> [What the task requires] Return each line holding the string "Increase".
* start *
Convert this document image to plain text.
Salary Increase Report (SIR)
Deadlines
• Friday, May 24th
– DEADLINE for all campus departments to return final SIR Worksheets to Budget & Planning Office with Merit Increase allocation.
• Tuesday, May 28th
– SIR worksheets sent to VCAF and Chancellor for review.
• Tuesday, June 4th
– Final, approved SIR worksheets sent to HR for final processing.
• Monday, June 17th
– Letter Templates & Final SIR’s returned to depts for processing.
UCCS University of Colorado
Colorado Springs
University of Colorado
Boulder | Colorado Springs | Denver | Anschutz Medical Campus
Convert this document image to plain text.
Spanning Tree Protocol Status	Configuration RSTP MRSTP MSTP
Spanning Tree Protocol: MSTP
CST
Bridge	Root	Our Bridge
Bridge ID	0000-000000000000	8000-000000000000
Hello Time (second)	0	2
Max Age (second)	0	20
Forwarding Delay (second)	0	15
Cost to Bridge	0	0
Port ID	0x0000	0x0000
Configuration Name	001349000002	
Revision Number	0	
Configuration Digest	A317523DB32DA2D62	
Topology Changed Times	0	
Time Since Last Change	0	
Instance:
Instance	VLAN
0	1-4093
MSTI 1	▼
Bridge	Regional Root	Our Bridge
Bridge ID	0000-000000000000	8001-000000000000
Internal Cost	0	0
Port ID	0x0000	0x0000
* end *
> [Output of the task]
Salary Increase Report (SIR)
– DEADLINE for all campus departments to return final SIR Worksheets to Budget & Planning Office with Merit Increase allocation.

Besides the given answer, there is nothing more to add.